TÂCHE À RÉALISER
Reproduisez intégralement, sans la moindre modification, le texte ci-dessous consacré au déclin de l'art épistolaire.

TEXTE FOURNI

06/12/2011

Feu le génie de la correspondance

Il y a quinze ans, nous recevions encore des lettres sous enveloppe cachetée où l’expéditeur s’était soucié de soigner son style. Si ce n’était pas à la plume Sergent-Major, avec pleins, déliés et parafe à guirlande caudale, c’était à la «machine à écrire». Une chose antédiluvienne qui faisait beaucoup de bruit, mais sentait aussi l’encre; celle du ruban carbone qui souillait les doigts quand on le rajustait entre les deux rouleaux latéraux du cylindre. Son odeur douce-amère présidait à la recherche du mot juste, aux choix de la métaphore soyeusement filée, de la ponctuation pertinente. Autant de joutes stylistiques que nos claviers ambulatoires modernes, et inodores, ne permettent plus. Essayez d’y tapoter une pensée vraiment mûrie: la gageure est réalisable, mais elle exige une patience littéraire que la communication minimaliste du SMS n’agrée point; son usage étant de résumer ce qu’on a à dire avec le moins de mots possibles. Elle fait gagner du temps, alors que la liberté artistique de nos meilleurs écrivains épistoliers était élastique, tantôt alanguie, tantôt précipitée. Récalcitrante aux chronomètres.

ENTRÉES DU CORPUS

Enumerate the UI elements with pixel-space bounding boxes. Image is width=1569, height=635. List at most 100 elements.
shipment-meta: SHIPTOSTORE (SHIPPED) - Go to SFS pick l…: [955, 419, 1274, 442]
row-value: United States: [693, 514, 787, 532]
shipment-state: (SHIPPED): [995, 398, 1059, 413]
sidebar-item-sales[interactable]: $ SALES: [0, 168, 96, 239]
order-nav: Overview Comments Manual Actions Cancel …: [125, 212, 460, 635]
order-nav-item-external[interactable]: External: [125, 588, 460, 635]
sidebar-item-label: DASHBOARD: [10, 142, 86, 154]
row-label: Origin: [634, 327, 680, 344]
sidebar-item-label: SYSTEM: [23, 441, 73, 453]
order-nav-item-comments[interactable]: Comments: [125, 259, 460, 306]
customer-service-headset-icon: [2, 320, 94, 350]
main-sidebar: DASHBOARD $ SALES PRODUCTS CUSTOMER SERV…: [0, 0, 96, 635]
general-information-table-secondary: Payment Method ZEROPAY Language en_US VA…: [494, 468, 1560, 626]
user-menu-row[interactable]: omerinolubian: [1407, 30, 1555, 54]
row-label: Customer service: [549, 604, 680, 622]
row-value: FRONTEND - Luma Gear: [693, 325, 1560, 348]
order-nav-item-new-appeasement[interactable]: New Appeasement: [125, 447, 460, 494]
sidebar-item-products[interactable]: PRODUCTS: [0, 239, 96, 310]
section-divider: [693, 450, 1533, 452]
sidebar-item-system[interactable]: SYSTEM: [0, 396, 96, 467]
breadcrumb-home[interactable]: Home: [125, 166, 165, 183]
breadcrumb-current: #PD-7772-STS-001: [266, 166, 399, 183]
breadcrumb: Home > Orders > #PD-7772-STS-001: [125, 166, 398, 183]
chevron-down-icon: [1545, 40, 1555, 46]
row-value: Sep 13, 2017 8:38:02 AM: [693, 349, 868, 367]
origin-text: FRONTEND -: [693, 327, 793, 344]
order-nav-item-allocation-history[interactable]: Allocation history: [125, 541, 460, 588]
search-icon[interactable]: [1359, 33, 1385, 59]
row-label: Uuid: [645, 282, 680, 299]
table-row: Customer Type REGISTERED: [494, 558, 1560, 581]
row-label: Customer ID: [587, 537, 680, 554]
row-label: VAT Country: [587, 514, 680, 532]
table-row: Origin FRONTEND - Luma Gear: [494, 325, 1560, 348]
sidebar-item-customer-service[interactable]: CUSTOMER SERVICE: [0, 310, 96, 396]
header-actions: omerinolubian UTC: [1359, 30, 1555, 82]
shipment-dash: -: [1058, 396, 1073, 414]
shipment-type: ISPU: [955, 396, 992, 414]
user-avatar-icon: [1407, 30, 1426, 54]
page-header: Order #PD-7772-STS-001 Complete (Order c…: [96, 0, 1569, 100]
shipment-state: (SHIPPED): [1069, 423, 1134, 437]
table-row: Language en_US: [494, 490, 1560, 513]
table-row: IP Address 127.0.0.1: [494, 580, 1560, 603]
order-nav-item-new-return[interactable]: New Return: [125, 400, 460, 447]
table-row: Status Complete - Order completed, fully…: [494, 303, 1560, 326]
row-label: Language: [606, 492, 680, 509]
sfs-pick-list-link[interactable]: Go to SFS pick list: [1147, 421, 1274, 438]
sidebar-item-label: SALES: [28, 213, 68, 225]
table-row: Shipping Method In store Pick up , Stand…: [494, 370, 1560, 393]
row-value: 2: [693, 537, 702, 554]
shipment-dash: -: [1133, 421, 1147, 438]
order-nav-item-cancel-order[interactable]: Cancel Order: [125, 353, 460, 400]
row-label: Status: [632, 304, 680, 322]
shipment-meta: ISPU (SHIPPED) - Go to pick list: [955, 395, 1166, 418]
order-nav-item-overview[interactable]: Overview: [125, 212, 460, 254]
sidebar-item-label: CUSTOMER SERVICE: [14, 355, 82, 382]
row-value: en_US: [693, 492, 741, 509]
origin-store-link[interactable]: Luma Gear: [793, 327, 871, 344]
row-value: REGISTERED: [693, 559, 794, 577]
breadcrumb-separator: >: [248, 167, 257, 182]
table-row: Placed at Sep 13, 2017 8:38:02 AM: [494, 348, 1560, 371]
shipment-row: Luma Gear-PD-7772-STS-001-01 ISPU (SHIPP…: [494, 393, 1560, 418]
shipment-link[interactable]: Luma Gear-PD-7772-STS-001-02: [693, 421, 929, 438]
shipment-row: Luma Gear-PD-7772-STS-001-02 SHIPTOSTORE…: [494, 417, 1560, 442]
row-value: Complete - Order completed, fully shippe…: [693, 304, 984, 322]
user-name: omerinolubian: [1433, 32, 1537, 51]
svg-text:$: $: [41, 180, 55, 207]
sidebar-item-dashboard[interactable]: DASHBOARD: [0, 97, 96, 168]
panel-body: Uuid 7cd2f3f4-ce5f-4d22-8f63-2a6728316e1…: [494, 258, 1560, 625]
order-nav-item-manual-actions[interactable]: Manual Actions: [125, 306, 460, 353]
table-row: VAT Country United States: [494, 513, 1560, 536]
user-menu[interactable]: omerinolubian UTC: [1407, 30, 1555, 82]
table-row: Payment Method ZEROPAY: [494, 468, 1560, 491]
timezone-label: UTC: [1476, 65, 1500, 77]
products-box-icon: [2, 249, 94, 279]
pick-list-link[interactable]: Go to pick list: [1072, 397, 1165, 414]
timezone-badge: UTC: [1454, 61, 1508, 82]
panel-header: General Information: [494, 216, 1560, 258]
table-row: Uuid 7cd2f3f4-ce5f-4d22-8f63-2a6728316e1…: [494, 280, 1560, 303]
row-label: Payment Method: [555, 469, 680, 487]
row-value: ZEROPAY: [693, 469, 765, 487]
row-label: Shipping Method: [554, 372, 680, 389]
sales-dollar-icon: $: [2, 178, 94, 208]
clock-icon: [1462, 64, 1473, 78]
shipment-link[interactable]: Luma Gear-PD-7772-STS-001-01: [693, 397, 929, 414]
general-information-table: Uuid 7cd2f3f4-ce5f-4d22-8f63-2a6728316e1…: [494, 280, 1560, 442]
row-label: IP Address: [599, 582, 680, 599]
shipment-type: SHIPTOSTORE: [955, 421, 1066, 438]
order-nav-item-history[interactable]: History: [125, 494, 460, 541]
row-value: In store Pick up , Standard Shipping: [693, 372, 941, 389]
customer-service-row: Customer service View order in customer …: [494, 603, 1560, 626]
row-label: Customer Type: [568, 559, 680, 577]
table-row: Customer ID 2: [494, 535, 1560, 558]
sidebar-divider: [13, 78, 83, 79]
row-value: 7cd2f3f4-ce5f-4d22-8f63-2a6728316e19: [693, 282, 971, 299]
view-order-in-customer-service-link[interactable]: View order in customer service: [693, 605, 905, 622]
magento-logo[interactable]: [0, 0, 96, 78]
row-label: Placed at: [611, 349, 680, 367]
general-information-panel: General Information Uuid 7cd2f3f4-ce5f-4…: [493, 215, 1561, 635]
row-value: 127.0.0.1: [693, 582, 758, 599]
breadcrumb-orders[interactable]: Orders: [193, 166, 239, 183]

SOLUTION RÉDIGÉE
06/12/2011

Feu le génie de la correspondance

Il y a quinze ans, nous recevions encore des lettres sous enveloppe cachetée où l’expéditeur s’était soucié de soigner son style. Si ce n’était pas à la plume Sergent-Major, avec pleins, déliés et parafe à guirlande caudale, c’était à la «machine à écrire». Une chose antédiluvienne qui faisait beaucoup de bruit, mais sentait aussi l’encre; celle du ruban carbone qui souillait les doigts quand on le rajustait entre les deux rouleaux latéraux du cylindre. Son odeur douce-amère présidait à la recherche du mot juste, aux choix de la métaphore soyeusement filée, de la ponctuation pertinente. Autant de joutes stylistiques que nos claviers ambulatoires modernes, et inodores, ne permettent plus. Essayez d’y tapoter une pensée vraiment mûrie: la gageure est réalisable, mais elle exige une patience littéraire que la communication minimaliste du SMS n’agrée point; son usage étant de résumer ce qu’on a à dire avec le moins de mots possibles. Elle fait gagner du temps, alors que la liberté artistique de nos meilleurs écrivains épistoliers était élastique, tantôt alanguie, tantôt précipitée. Récalcitrante aux chronomètres.